#### Written problem
Would you copy out the whole listing exactly as given?

#### Supplied material
---

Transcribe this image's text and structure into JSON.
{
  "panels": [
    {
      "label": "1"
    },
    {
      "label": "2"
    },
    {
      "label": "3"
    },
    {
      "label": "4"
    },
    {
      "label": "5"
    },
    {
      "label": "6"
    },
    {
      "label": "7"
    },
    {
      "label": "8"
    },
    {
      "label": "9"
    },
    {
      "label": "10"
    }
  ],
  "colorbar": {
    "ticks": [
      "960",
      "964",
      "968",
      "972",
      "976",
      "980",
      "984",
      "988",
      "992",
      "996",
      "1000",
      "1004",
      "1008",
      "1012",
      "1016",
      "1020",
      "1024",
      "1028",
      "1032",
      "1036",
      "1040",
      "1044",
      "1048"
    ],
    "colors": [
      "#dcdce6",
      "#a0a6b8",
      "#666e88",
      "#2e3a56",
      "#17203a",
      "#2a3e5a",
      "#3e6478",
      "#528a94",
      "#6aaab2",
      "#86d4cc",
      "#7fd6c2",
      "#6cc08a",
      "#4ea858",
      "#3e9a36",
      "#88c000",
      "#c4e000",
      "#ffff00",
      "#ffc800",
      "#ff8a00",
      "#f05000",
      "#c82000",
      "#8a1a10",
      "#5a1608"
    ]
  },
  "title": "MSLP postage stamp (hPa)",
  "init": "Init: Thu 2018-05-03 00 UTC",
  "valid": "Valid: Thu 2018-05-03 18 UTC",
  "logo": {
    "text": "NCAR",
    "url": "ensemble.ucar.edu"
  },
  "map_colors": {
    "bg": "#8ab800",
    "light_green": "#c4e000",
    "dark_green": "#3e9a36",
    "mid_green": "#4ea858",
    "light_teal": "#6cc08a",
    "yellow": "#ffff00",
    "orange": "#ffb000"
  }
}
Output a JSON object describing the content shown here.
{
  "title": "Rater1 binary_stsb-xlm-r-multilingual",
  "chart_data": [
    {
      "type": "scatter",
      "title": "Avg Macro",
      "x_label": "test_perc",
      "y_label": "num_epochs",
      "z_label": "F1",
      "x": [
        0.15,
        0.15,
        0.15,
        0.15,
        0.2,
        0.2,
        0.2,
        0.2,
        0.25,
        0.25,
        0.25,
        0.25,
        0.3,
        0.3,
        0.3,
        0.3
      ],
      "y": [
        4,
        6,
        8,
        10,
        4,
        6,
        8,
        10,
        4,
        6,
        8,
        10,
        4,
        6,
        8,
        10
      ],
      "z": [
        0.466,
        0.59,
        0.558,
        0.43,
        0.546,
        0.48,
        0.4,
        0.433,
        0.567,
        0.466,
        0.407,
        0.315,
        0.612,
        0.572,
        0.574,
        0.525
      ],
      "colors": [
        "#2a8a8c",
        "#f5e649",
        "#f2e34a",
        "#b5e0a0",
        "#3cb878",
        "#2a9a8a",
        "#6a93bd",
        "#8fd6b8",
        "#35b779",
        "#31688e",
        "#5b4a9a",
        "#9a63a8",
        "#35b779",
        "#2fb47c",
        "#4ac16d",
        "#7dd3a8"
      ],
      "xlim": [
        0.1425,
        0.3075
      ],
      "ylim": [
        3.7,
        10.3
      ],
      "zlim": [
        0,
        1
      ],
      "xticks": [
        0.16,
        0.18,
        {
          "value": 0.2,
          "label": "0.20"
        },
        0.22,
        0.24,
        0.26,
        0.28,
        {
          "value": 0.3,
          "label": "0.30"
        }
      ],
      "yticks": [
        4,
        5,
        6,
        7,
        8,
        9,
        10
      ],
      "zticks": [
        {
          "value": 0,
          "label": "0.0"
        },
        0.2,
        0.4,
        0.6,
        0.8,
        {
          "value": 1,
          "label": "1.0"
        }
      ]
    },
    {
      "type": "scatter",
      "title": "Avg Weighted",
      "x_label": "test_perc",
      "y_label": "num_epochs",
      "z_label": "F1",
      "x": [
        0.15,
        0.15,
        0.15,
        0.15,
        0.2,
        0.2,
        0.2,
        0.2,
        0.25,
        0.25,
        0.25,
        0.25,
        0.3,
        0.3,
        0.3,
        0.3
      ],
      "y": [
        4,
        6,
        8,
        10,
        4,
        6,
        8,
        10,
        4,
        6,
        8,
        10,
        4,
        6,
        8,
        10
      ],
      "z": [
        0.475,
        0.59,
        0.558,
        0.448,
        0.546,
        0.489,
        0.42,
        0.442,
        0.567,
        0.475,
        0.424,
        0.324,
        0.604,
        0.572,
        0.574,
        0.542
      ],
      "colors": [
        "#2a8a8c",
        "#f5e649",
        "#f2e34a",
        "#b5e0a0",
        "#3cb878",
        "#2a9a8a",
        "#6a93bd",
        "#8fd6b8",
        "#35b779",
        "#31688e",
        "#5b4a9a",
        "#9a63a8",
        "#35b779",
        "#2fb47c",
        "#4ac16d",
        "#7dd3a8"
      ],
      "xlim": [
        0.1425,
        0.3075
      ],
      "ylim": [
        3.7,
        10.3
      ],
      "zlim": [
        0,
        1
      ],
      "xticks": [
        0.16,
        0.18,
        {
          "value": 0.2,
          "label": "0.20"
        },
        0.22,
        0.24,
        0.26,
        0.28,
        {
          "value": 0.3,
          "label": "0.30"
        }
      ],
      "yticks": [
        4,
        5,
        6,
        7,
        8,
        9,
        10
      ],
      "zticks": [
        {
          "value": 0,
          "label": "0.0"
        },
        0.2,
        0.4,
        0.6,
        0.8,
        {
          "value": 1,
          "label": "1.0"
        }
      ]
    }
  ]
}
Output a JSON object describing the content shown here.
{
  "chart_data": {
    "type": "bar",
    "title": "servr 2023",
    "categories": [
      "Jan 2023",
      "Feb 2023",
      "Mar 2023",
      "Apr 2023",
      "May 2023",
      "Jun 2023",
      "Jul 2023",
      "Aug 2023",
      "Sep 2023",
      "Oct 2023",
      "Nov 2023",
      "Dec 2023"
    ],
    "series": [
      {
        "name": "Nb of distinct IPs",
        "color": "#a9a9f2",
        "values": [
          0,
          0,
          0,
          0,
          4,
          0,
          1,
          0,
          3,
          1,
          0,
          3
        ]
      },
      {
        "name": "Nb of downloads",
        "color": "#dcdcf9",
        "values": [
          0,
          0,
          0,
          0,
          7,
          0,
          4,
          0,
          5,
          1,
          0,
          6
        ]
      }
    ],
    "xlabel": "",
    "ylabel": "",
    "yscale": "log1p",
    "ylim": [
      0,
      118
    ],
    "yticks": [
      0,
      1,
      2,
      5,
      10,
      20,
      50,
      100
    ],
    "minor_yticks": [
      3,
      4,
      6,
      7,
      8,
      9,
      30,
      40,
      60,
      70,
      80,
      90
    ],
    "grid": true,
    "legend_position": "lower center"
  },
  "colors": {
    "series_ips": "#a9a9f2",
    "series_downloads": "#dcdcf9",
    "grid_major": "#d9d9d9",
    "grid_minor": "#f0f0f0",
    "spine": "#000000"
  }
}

---

#### Complete response
Transcribe this image's text and structure into JSON.
{
  "panels": [
    {
      "label": "1"
    },
    {
      "label": "2"
    },
    {
      "label": "3"
    },
    {
      "label": "4"
    },
    {
      "label": "5"
    },
    {
      "label": "6"
    },
    {
      "label": "7"
    },
    {
      "label": "8"
    },
    {
      "label": "9"
    },
    {
      "label": "10"
    }
  ],
  "colorbar": {
    "ticks": [
      "960",
      "964",
      "968",
      "972",
      "976",
      "980",
      "984",
      "988",
      "992",
      "996",
      "1000",
      "1004",
      "1008",
      "1012",
      "1016",
      "1020",
      "1024",
      "1028",
      "1032",
      "1036",
      "1040",
      "1044",
      "1048"
    ],
    "colors": [
      "#dcdce6",
      "#a0a6b8",
      "#666e88",
      "#2e3a56",
      "#17203a",
      "#2a3e5a",
      "#3e6478",
      "#528a94",
      "#6aaab2",
      "#86d4cc",
      "#7fd6c2",
      "#6cc08a",
      "#4ea858",
      "#3e9a36",
      "#88c000",
      "#c4e000",
      "#ffff00",
      "#ffc800",
      "#ff8a00",
      "#f05000",
      "#c82000",
      "#8a1a10",
      "#5a1608"
    ]
  },
  "title": "MSLP postage stamp (hPa)",
  "init": "Init: Thu 2018-05-03 00 UTC",
  "valid": "Valid: Thu 2018-05-03 18 UTC",
  "logo": {
    "text": "NCAR",
    "url": "ensemble.ucar.edu"
  },
  "map_colors": {
    "bg": "#8ab800",
    "light_green": "#c4e000",
    "dark_green": "#3e9a36",
    "mid_green": "#4ea858",
    "light_teal": "#6cc08a",
    "yellow": "#ffff00",
    "orange": "#ffb000"
  }
}
Output a JSON object describing the content shown here.
{
  "title": "Rater1 binary_stsb-xlm-r-multilingual",
  "chart_data": [
    {
      "type": "scatter",
      "title": "Avg Macro",
      "x_label": "test_perc",
      "y_label": "num_epochs",
      "z_label": "F1",
      "x": [
        0.15,
        0.15,
        0.15,
        0.15,
        0.2,
        0.2,
        0.2,
        0.2,
        0.25,
        0.25,
        0.25,
        0.25,
        0.3,
        0.3,
        0.3,
        0.3
      ],
      "y": [
        4,
        6,
        8,
        10,
        4,
        6,
        8,
        10,
        4,
        6,
        8,
        10,
        4,
        6,
        8,
        10
      ],
      "z": [
        0.466,
        0.59,
        0.558,
        0.43,
        0.546,
        0.48,
        0.4,
        0.433,
        0.567,
        0.466,
        0.407,
        0.315,
        0.612,
        0.572,
        0.574,
        0.525
      ],
      "colors": [
        "#2a8a8c",
        "#f5e649",
        "#f2e34a",
        "#b5e0a0",
        "#3cb878",
        "#2a9a8a",
        "#6a93bd",
        "#8fd6b8",
        "#35b779",
        "#31688e",
        "#5b4a9a",
        "#9a63a8",
        "#35b779",
        "#2fb47c",
        "#4ac16d",
        "#7dd3a8"
      ],
      "xlim": [
        0.1425,
        0.3075
      ],
      "ylim": [
        3.7,
        10.3
      ],
      "zlim": [
        0,
        1
      ],
      "xticks": [
        0.16,
        0.18,
        {
          "value": 0.2,
          "label": "0.20"
        },
        0.22,
        0.24,
        0.26,
        0.28,
        {
          "value": 0.3,
          "label": "0.30"
        }
      ],
      "yticks": [
        4,
        5,
        6,
        7,
        8,
        9,
        10
      ],
      "zticks": [
        {
          "value": 0,
          "label": "0.0"
        },
        0.2,
        0.4,
        0.6,
        0.8,
        {
          "value": 1,
          "label": "1.0"
        }
      ]
    },
    {
      "type": "scatter",
      "title": "Avg Weighted",
      "x_label": "test_perc",
      "y_label": "num_epochs",
      "z_label": "F1",
      "x": [
        0.15,
        0.15,
        0.15,
        0.15,
        0.2,
        0.2,
        0.2,
        0.2,
        0.25,
        0.25,
        0.25,
        0.25,
        0.3,
        0.3,
        0.3,
        0.3
      ],
      "y": [
        4,
        6,
        8,
        10,
        4,
        6,
        8,
        10,
        4,
        6,
        8,
        10,
        4,
        6,
        8,
        10
      ],
      "z": [
        0.475,
        0.59,
        0.558,
        0.448,
        0.546,
        0.489,
        0.42,
        0.442,
        0.567,
        0.475,
        0.424,
        0.324,
        0.604,
        0.572,
        0.574,
        0.542
      ],
      "colors": [
        "#2a8a8c",
        "#f5e649",
        "#f2e34a",
        "#b5e0a0",
        "#3cb878",
        "#2a9a8a",
        "#6a93bd",
        "#8fd6b8",
        "#35b779",
        "#31688e",
        "#5b4a9a",
        "#9a63a8",
        "#35b779",
        "#2fb47c",
        "#4ac16d",
        "#7dd3a8"
      ],
      "xlim": [
        0.1425,
        0.3075
      ],
      "ylim": [
        3.7,
        10.3
      ],
      "zlim": [
        0,
        1
      ],
      "xticks": [
        0.16,
        0.18,
        {
          "value": 0.2,
          "label": "0.20"
        },
        0.22,
        0.24,
        0.26,
        0.28,
        {
          "value": 0.3,
          "label": "0.30"
        }
      ],
      "yticks": [
        4,
        5,
        6,
        7,
        8,
        9,
        10
      ],
      "zticks": [
        {
          "value": 0,
          "label": "0.0"
        },
        0.2,
        0.4,
        0.6,
        0.8,
        {
          "value": 1,
          "label": "1.0"
        }
      ]
    }
  ]
}
Output a JSON object describing the content shown here.
{
  "chart_data": {
    "type": "bar",
    "title": "servr 2023",
    "categories": [
      "Jan 2023",
      "Feb 2023",
      "Mar 2023",
      "Apr 2023",
      "May 2023",
      "Jun 2023",
      "Jul 2023",
      "Aug 2023",
      "Sep 2023",
      "Oct 2023",
      "Nov 2023",
      "Dec 2023"
    ],
    "series": [
      {
        "name": "Nb of distinct IPs",
        "color": "#a9a9f2",
        "values": [
          0,
          0,
          0,
          0,
          4,
          0,
          1,
          0,
          3,
          1,
          0,
          3
        ]
      },
      {
        "name": "Nb of downloads",
        "color": "#dcdcf9",
        "values": [
          0,
          0,
          0,
          0,
          7,
          0,
          4,
          0,
          5,
          1,
          0,
          6
        ]
      }
    ],
    "xlabel": "",
    "ylabel": "",
    "yscale": "log1p",
    "ylim": [
      0,
      118
    ],
    "yticks": [
      0,
      1,
      2,
      5,
      10,
      20,
      50,
      100
    ],
    "minor_yticks": [
      3,
      4,
      6,
      7,
      8,
      9,
      30,
      40,
      60,
      70,
      80,
      90
    ],
    "grid": true,
    "legend_position": "lower center"
  },
  "colors": {
    "series_ips": "#a9a9f2",
    "series_downloads": "#dcdcf9",
    "grid_major": "#d9d9d9",
    "grid_minor": "#f0f0f0",
    "spine": "#000000"
  }
}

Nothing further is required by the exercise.